- [Entries provided]:
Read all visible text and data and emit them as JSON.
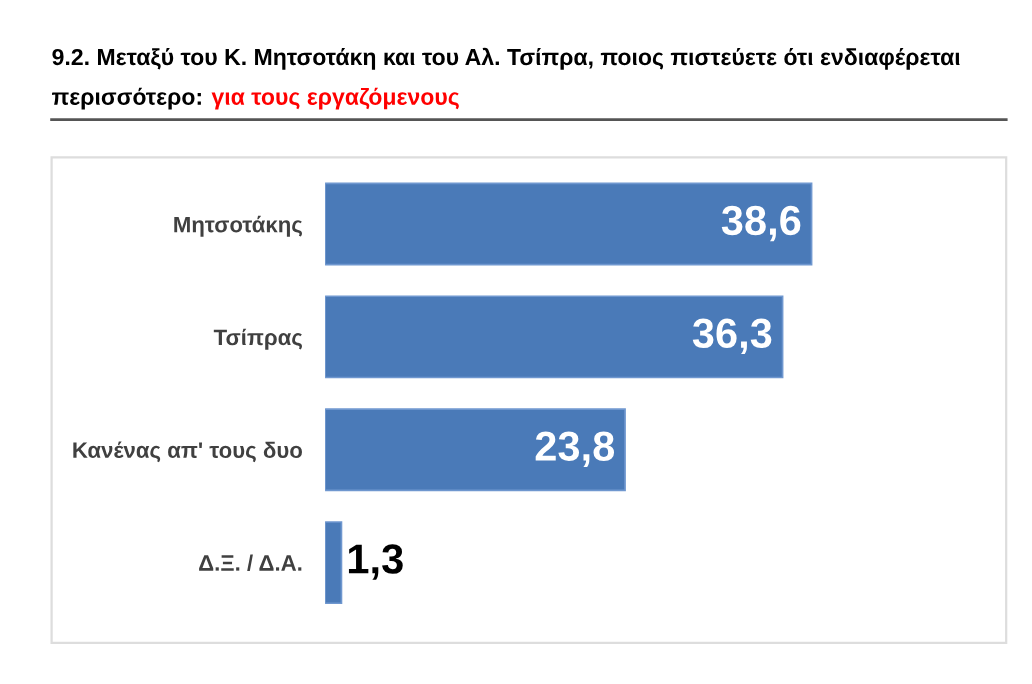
{
  "chart_data": {
    "type": "bar",
    "orientation": "horizontal",
    "title": "9.2. Μεταξύ του Κ. Μητσοτάκη και του Αλ. Τσίπρα, ποιος πιστεύετε ότι ενδιαφέρεται\nπερισσότερο:",
    "subtitle": "για τους εργαζόμενους",
    "categories": [
      "Μητσοτάκης",
      "Τσίπρας",
      "Κανένας απ' τους δυο",
      "Δ.Ξ. / Δ.Α."
    ],
    "values": [
      38.6,
      36.3,
      23.8,
      1.3
    ],
    "value_labels": [
      "38,6",
      "36,3",
      "23,8",
      "1,3"
    ],
    "color": "#4a7ab8"
  }
}
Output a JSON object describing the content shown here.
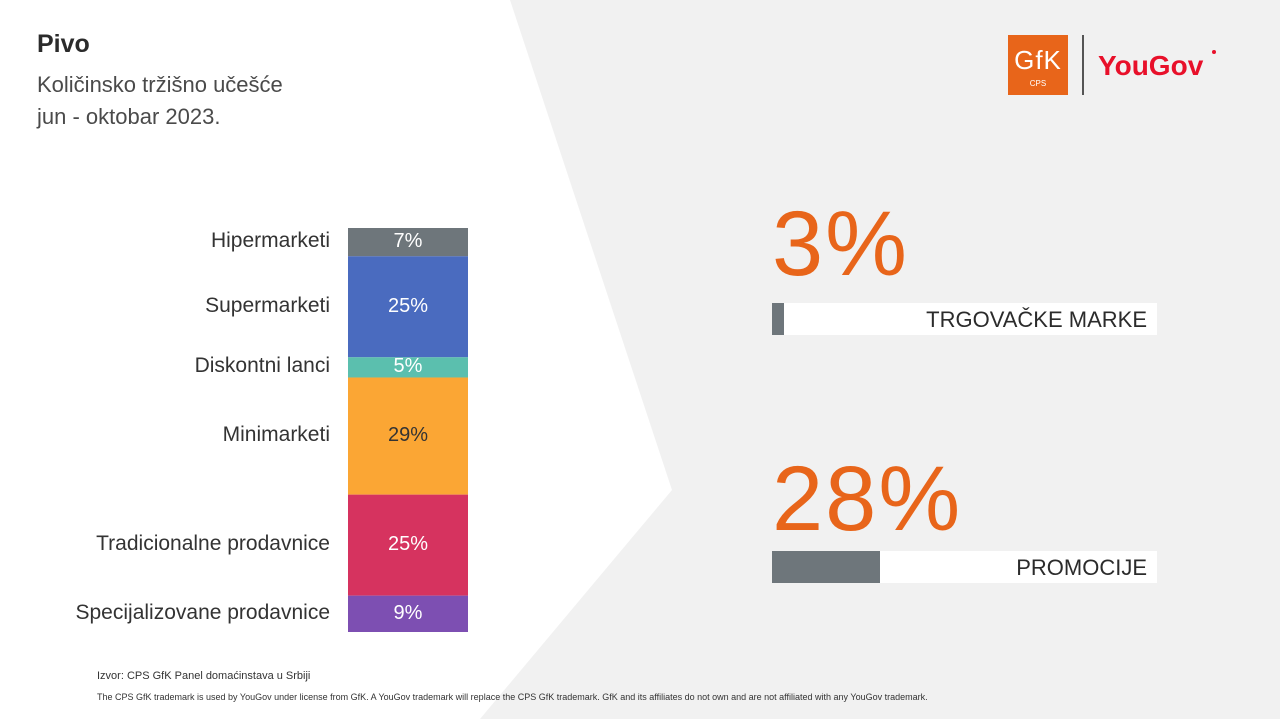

- [Set task]:
Every entry above should be duplicated exactly. Do not include the images.

- [Answer to this exercise]:
Read all visible text and data and emit them as JSON.
{
  "chart_data": {
    "type": "bar",
    "orientation": "horizontal",
    "title": "9.2. Μεταξύ του Κ. Μητσοτάκη και του Αλ. Τσίπρα, ποιος πιστεύετε ότι ενδιαφέρεται\nπερισσότερο:",
    "subtitle": "για τους εργαζόμενους",
    "categories": [
      "Μητσοτάκης",
      "Τσίπρας",
      "Κανένας απ' τους δυο",
      "Δ.Ξ. / Δ.Α."
    ],
    "values": [
      38.6,
      36.3,
      23.8,
      1.3
    ],
    "value_labels": [
      "38,6",
      "36,3",
      "23,8",
      "1,3"
    ],
    "color": "#4a7ab8"
  }
}
Output a JSON object describing the content shown here.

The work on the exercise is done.